• [Goal]: For each line below that includes the word "JSON", make a copy.

+ + + +

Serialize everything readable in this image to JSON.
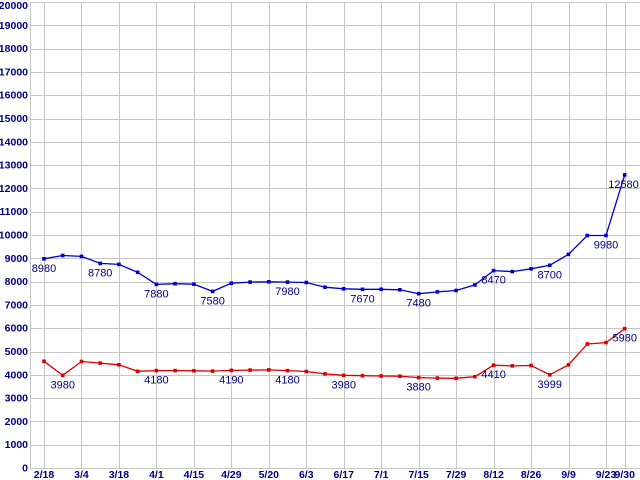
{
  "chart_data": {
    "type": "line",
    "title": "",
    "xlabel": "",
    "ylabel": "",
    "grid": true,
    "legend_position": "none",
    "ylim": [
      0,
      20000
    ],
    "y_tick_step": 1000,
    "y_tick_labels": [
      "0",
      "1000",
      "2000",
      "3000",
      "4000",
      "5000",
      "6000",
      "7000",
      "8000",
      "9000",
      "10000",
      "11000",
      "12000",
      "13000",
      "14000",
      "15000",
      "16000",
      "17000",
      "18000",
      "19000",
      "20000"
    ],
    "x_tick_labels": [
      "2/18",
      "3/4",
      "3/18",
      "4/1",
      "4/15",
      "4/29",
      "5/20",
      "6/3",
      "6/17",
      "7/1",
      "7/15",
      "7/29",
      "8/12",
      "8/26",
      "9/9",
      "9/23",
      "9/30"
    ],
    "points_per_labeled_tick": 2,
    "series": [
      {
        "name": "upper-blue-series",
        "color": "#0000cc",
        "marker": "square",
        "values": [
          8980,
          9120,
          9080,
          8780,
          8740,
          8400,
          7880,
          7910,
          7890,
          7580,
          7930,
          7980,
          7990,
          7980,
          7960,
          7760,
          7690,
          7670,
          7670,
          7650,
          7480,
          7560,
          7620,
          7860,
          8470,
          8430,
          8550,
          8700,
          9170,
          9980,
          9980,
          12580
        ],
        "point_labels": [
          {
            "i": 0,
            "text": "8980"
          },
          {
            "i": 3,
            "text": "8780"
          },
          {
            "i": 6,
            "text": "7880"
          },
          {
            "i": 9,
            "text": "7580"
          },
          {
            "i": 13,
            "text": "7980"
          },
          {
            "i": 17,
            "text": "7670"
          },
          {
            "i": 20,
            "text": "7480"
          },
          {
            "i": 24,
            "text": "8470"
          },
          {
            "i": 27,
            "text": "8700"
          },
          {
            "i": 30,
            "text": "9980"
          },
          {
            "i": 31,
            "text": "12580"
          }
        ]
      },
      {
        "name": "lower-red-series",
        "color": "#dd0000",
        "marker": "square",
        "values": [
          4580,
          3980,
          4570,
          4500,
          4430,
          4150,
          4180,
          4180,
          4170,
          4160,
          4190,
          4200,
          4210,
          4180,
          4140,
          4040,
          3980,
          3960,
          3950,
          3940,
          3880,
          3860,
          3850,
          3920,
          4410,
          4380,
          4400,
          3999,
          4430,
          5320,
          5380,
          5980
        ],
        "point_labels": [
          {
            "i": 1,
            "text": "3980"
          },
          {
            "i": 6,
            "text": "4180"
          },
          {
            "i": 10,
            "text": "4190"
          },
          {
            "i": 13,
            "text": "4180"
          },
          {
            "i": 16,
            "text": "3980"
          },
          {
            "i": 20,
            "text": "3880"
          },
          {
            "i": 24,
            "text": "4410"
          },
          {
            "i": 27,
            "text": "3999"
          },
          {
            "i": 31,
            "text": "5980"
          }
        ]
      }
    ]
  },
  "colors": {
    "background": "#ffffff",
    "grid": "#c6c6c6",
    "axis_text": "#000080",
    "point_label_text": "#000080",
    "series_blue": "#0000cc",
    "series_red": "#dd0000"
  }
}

+ + + +

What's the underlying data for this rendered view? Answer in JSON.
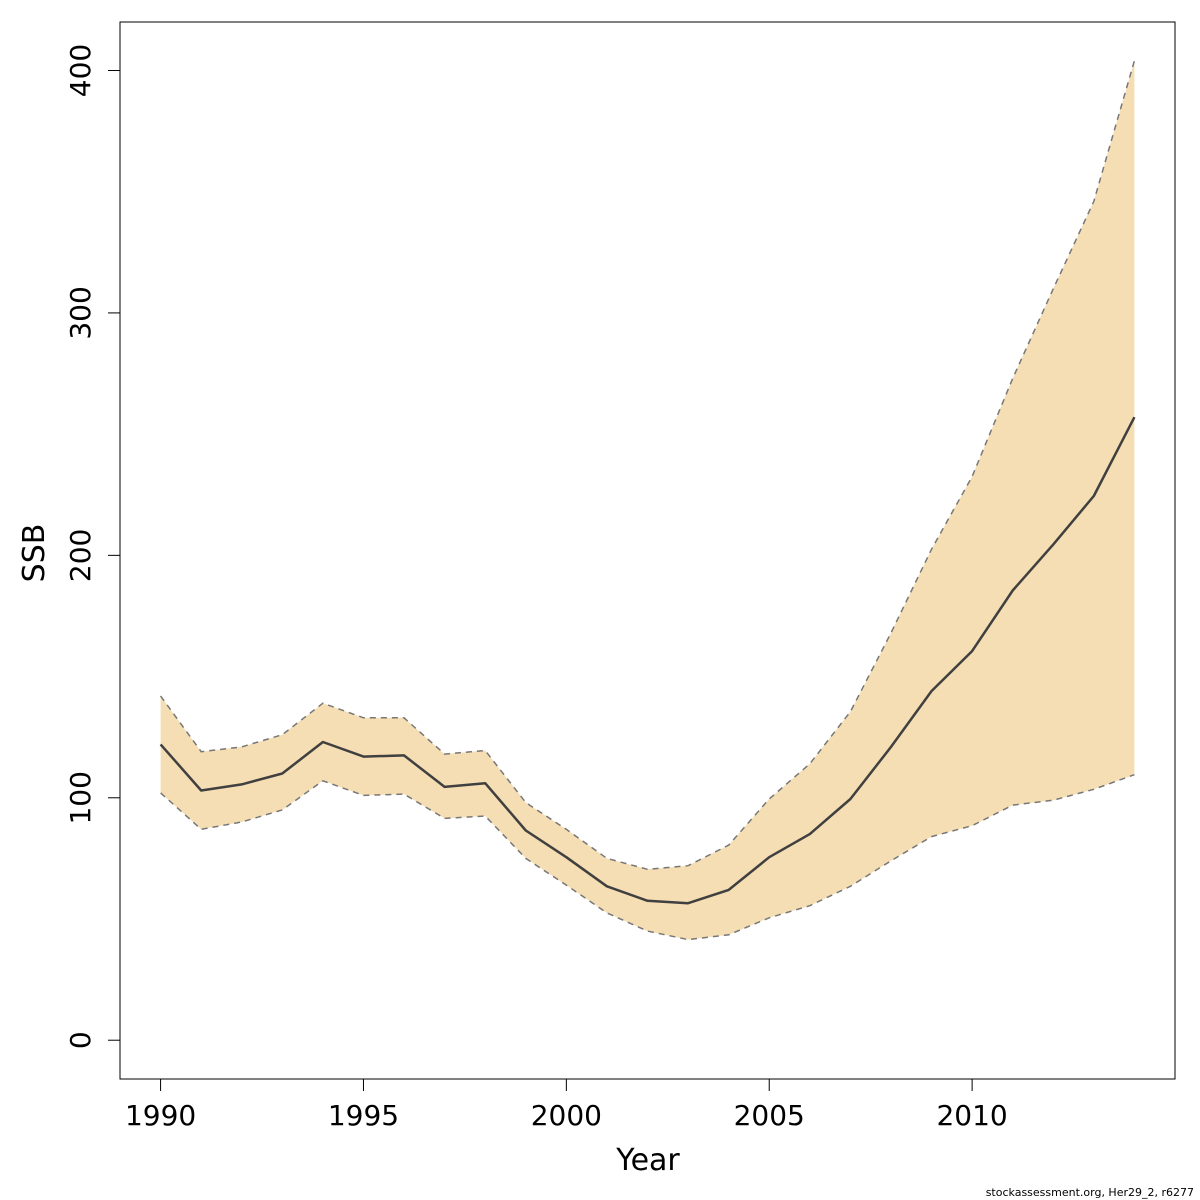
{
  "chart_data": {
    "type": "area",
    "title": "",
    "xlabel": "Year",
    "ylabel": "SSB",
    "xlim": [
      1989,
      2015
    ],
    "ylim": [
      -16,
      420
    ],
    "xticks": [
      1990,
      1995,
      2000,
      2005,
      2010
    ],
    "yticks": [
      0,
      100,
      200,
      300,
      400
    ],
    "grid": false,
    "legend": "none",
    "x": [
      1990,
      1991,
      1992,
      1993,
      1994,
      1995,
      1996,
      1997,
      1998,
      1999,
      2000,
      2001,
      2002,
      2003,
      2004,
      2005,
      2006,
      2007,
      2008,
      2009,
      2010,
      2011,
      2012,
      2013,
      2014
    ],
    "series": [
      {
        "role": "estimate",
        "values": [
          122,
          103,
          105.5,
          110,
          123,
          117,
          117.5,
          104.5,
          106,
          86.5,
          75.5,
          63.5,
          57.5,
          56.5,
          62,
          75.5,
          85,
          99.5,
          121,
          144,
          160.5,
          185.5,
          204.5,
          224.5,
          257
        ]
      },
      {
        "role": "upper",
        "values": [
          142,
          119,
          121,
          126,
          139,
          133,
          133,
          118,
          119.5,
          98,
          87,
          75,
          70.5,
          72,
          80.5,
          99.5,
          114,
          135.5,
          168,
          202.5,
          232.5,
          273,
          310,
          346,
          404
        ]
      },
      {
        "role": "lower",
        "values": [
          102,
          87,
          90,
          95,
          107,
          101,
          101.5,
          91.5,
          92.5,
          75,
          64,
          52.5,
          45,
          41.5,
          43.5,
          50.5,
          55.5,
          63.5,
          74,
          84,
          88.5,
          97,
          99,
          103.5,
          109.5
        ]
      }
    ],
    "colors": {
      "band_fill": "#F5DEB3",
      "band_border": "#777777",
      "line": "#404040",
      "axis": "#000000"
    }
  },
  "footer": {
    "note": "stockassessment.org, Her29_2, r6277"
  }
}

+ + + +

• [Answer below]:
Serialize everything readable in this image to JSON.
What's the underlying data for this rendered view? Answer in JSON.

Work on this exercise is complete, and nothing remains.